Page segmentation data

+ + +

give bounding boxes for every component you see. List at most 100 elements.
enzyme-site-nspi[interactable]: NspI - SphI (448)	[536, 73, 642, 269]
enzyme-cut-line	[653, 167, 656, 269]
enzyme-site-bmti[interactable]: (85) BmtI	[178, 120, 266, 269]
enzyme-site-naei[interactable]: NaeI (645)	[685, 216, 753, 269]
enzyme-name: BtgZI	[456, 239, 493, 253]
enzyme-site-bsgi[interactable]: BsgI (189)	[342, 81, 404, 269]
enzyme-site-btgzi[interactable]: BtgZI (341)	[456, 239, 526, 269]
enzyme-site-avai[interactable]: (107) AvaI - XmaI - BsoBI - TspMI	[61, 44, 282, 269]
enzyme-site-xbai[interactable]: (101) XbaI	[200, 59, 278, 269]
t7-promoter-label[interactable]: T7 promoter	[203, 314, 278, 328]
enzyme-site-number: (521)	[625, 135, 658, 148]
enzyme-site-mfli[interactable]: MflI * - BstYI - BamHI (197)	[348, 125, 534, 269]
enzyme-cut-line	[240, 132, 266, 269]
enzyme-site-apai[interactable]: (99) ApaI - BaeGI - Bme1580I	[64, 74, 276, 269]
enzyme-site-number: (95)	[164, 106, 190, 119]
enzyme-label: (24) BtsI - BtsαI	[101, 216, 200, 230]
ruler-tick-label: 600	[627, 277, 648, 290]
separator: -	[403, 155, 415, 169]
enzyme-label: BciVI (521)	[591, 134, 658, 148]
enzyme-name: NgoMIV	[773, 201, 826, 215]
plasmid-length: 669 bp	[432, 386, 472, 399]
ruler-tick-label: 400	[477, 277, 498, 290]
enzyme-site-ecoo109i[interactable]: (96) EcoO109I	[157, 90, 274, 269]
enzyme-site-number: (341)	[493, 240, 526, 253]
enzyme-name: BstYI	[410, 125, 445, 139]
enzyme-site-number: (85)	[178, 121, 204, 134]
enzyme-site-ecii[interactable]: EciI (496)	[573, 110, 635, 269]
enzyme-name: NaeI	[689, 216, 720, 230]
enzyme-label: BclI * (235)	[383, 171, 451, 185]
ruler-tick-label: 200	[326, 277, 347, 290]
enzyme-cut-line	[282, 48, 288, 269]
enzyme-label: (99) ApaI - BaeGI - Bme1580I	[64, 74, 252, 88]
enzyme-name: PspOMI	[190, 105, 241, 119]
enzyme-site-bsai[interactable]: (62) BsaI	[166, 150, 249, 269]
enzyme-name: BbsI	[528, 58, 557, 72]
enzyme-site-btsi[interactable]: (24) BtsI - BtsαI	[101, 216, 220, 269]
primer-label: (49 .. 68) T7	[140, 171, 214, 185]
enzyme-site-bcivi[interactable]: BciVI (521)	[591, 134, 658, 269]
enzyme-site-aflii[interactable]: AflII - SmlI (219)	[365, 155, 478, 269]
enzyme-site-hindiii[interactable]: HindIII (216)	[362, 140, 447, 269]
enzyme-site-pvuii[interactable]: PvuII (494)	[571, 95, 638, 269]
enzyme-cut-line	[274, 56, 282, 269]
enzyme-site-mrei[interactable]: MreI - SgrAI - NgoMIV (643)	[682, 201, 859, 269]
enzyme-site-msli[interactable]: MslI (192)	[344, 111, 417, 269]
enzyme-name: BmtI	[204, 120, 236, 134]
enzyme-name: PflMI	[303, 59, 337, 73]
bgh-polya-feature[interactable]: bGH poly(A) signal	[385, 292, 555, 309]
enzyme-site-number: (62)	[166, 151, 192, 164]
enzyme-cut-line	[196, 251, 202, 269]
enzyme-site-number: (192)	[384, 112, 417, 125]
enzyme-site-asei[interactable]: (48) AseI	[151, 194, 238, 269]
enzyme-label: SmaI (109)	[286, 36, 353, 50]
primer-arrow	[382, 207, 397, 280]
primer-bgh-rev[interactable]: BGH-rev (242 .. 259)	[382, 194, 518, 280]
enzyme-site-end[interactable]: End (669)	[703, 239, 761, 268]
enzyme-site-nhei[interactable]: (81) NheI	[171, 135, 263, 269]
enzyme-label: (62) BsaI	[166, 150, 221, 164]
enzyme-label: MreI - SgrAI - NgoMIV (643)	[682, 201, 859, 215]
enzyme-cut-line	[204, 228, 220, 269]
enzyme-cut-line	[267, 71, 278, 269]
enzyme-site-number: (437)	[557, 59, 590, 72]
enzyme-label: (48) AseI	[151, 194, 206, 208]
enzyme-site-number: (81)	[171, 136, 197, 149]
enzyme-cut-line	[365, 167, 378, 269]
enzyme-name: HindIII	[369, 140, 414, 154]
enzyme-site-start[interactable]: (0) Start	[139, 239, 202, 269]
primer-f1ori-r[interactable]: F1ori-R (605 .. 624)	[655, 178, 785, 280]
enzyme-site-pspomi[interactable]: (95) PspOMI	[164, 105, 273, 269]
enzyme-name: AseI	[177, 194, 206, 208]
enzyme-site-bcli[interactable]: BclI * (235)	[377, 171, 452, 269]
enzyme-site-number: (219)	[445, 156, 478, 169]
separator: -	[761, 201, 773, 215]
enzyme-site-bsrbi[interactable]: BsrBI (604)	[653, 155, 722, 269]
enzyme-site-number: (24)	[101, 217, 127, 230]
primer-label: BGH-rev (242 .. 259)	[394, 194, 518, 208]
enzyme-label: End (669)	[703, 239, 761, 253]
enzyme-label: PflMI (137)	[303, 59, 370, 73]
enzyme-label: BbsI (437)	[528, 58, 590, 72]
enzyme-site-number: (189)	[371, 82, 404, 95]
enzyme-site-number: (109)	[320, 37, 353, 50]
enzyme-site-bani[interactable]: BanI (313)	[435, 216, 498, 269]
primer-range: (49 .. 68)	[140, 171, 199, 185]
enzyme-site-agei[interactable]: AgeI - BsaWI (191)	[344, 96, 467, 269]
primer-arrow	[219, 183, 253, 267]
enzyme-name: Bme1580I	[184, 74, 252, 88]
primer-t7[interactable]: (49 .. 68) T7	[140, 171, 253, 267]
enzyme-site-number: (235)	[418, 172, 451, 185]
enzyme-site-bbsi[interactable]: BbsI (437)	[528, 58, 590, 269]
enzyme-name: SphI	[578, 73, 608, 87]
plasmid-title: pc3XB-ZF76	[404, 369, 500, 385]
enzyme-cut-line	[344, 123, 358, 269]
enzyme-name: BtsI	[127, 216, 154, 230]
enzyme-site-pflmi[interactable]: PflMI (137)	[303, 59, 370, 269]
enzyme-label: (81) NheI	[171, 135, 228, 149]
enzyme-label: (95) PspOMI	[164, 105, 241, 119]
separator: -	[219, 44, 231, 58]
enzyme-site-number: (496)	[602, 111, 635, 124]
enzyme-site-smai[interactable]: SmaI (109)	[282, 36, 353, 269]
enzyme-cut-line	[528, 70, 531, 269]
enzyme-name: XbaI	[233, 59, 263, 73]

+ + +

__TASK INSTRUCTIONS__: For the records above, state how many lines contain the word "BtsI". Give only the number.

__EXERCISE RESULT__: 3